----- Rows -----

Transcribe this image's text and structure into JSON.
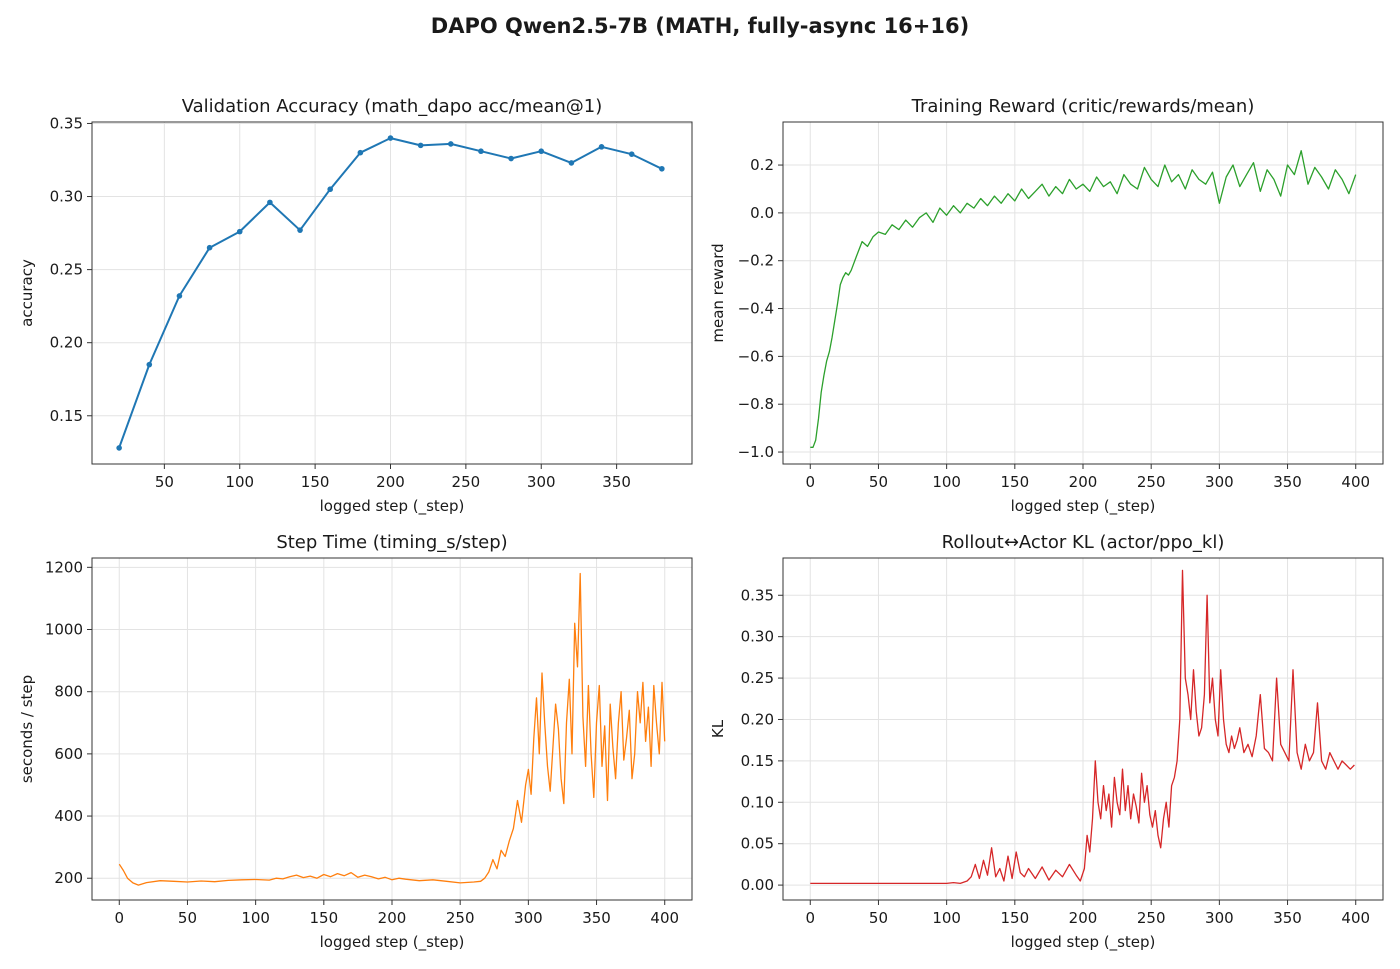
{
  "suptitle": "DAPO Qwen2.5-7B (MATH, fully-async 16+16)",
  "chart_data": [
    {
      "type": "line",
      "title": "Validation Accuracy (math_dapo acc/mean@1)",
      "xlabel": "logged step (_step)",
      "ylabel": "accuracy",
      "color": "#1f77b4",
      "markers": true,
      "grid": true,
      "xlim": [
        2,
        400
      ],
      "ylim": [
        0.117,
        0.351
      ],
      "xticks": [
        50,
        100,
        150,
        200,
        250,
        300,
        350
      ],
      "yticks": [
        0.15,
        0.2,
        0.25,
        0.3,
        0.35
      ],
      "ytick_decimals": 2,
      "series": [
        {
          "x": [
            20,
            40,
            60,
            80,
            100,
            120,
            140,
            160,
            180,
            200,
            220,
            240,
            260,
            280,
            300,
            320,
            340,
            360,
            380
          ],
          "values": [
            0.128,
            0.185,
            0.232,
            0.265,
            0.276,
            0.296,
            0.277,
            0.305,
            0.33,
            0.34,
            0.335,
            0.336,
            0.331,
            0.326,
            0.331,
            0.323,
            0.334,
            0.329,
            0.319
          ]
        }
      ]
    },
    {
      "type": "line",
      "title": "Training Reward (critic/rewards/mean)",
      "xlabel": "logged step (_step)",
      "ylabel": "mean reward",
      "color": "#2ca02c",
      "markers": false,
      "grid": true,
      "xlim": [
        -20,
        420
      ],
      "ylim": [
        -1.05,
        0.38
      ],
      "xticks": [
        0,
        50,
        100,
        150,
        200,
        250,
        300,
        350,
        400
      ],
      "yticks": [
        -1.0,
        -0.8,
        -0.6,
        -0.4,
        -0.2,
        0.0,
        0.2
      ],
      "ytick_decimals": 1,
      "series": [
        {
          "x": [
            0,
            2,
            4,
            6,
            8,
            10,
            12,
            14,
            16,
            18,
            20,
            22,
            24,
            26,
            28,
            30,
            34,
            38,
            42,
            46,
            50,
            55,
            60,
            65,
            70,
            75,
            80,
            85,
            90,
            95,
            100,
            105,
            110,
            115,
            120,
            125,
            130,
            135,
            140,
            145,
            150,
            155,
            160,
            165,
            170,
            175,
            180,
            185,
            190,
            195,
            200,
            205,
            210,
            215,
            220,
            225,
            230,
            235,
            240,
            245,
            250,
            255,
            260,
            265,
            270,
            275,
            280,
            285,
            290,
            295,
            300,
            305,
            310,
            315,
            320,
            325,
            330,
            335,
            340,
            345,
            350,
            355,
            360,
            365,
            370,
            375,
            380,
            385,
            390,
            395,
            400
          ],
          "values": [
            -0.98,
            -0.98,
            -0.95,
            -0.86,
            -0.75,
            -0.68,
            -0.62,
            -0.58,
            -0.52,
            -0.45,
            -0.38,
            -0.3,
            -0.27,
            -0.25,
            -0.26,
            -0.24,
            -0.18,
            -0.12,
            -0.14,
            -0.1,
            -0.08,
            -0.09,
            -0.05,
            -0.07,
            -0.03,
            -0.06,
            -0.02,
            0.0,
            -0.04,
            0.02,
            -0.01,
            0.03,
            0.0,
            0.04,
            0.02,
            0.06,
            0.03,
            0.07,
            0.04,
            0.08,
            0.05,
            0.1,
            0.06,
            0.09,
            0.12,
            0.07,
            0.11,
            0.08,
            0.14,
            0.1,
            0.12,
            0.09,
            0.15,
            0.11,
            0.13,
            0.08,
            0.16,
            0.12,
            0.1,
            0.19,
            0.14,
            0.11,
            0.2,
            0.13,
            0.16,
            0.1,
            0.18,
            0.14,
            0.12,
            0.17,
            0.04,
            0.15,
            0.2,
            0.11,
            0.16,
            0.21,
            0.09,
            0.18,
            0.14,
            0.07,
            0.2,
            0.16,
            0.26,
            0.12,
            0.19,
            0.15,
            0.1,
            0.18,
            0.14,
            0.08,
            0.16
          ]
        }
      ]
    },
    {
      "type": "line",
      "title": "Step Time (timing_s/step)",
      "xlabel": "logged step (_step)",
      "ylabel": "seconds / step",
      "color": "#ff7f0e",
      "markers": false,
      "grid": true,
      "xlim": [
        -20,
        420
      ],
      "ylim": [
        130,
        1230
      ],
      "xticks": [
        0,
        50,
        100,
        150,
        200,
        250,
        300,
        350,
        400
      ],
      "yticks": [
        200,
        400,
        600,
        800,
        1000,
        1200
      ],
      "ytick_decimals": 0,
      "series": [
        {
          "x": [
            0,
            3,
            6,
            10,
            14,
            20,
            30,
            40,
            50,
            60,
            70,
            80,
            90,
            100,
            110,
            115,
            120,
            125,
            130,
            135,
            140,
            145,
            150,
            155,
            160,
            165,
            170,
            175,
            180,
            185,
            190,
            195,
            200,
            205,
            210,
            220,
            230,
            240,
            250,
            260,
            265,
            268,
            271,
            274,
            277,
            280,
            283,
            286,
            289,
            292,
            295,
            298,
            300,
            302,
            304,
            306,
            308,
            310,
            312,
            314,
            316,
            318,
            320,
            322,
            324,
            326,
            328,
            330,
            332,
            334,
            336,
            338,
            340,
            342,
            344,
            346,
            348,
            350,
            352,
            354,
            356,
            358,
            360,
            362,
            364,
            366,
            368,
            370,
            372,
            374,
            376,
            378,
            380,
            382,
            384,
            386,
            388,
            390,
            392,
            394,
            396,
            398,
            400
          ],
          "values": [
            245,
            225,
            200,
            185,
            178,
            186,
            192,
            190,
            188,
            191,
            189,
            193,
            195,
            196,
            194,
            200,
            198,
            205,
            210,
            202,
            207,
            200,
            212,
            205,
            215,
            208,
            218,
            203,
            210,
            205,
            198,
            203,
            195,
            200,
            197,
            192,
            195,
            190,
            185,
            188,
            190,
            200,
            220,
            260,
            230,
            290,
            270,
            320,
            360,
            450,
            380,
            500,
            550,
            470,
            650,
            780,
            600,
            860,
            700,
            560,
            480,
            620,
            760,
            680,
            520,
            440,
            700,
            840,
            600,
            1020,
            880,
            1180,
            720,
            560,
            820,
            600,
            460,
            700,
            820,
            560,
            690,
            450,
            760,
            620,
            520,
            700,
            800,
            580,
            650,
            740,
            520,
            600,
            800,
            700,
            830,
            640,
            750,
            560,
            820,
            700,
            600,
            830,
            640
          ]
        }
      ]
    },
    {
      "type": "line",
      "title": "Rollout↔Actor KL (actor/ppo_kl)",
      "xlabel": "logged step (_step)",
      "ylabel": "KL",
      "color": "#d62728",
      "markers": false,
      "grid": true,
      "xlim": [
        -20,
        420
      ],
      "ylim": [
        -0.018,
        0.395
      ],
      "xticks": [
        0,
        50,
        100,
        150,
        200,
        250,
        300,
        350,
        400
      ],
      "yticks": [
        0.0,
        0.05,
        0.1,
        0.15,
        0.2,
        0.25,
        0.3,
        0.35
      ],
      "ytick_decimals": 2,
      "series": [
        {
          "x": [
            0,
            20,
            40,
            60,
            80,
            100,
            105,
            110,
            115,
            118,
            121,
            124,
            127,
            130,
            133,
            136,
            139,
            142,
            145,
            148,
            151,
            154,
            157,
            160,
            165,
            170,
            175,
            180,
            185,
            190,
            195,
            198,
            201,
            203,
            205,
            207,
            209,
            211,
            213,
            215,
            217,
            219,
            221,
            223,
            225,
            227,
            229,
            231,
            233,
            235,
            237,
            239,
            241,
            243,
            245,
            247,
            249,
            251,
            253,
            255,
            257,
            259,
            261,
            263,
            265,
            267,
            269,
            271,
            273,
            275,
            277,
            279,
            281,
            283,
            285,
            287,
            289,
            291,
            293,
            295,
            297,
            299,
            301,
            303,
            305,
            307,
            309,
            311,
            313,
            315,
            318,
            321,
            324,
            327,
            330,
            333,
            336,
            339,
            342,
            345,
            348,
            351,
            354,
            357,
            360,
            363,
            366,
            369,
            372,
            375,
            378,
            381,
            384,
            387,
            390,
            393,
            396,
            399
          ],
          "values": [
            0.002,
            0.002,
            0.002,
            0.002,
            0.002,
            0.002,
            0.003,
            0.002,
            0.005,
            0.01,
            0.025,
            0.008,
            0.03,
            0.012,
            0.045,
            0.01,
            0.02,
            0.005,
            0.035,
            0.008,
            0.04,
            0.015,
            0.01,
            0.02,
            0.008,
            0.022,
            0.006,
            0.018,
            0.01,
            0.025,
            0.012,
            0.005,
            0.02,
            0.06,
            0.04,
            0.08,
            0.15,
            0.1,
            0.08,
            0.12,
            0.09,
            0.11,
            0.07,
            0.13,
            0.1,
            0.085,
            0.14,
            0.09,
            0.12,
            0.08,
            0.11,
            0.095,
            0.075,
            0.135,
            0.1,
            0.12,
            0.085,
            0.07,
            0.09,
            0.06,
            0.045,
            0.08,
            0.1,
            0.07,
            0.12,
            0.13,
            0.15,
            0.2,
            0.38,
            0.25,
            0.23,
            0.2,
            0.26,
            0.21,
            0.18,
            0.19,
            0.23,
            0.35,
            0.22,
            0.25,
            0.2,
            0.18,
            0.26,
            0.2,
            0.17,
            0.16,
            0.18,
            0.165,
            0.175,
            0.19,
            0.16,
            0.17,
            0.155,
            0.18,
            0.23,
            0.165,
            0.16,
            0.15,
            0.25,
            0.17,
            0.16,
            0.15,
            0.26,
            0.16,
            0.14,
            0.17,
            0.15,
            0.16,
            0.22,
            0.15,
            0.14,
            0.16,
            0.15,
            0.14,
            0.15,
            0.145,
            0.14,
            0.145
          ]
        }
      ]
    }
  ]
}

-----

*What is asked*: Go through the material line by line. Show each line that contains the string "ylabel".

*Reply*:
      "ylabel": "accuracy",
      "ylabel": "mean reward",
      "ylabel": "seconds / step",
      "ylabel": "KL",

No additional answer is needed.